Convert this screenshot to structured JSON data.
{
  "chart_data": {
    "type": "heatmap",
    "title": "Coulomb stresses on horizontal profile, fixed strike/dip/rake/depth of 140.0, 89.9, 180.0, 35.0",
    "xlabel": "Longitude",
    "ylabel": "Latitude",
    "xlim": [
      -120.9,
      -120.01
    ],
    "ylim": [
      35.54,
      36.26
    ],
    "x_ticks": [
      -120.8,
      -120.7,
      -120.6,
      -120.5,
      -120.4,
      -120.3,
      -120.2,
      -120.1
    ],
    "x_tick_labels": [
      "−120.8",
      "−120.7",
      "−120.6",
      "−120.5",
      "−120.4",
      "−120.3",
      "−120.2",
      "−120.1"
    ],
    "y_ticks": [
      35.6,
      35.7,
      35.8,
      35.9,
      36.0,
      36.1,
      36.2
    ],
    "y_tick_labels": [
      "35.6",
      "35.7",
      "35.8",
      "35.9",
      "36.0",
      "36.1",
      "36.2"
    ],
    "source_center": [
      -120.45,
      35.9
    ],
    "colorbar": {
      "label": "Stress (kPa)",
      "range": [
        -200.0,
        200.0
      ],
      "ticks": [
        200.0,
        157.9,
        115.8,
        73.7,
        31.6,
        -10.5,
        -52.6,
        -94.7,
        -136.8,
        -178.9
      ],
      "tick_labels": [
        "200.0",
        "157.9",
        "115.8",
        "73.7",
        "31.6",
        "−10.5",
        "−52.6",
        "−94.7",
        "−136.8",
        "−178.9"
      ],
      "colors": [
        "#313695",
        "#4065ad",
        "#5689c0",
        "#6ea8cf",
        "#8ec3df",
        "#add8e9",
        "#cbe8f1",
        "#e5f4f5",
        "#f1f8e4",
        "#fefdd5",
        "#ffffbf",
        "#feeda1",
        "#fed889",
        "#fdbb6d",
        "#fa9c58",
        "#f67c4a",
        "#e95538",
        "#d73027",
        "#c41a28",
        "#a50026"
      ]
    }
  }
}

————————

Brief: Every entry in the listing must be retyped exactly.

Exercise result:
Convert this screenshot to structured JSON data.
{
  "chart_data": {
    "type": "heatmap",
    "title": "Coulomb stresses on horizontal profile, fixed strike/dip/rake/depth of 140.0, 89.9, 180.0, 35.0",
    "xlabel": "Longitude",
    "ylabel": "Latitude",
    "xlim": [
      -120.9,
      -120.01
    ],
    "ylim": [
      35.54,
      36.26
    ],
    "x_ticks": [
      -120.8,
      -120.7,
      -120.6,
      -120.5,
      -120.4,
      -120.3,
      -120.2,
      -120.1
    ],
    "x_tick_labels": [
      "−120.8",
      "−120.7",
      "−120.6",
      "−120.5",
      "−120.4",
      "−120.3",
      "−120.2",
      "−120.1"
    ],
    "y_ticks": [
      35.6,
      35.7,
      35.8,
      35.9,
      36.0,
      36.1,
      36.2
    ],
    "y_tick_labels": [
      "35.6",
      "35.7",
      "35.8",
      "35.9",
      "36.0",
      "36.1",
      "36.2"
    ],
    "source_center": [
      -120.45,
      35.9
    ],
    "colorbar": {
      "label": "Stress (kPa)",
      "range": [
        -200.0,
        200.0
      ],
      "ticks": [
        200.0,
        157.9,
        115.8,
        73.7,
        31.6,
        -10.5,
        -52.6,
        -94.7,
        -136.8,
        -178.9
      ],
      "tick_labels": [
        "200.0",
        "157.9",
        "115.8",
        "73.7",
        "31.6",
        "−10.5",
        "−52.6",
        "−94.7",
        "−136.8",
        "−178.9"
      ],
      "colors": [
        "#313695",
        "#4065ad",
        "#5689c0",
        "#6ea8cf",
        "#8ec3df",
        "#add8e9",
        "#cbe8f1",
        "#e5f4f5",
        "#f1f8e4",
        "#fefdd5",
        "#ffffbf",
        "#feeda1",
        "#fed889",
        "#fdbb6d",
        "#fa9c58",
        "#f67c4a",
        "#e95538",
        "#d73027",
        "#c41a28",
        "#a50026"
      ]
    }
  }
}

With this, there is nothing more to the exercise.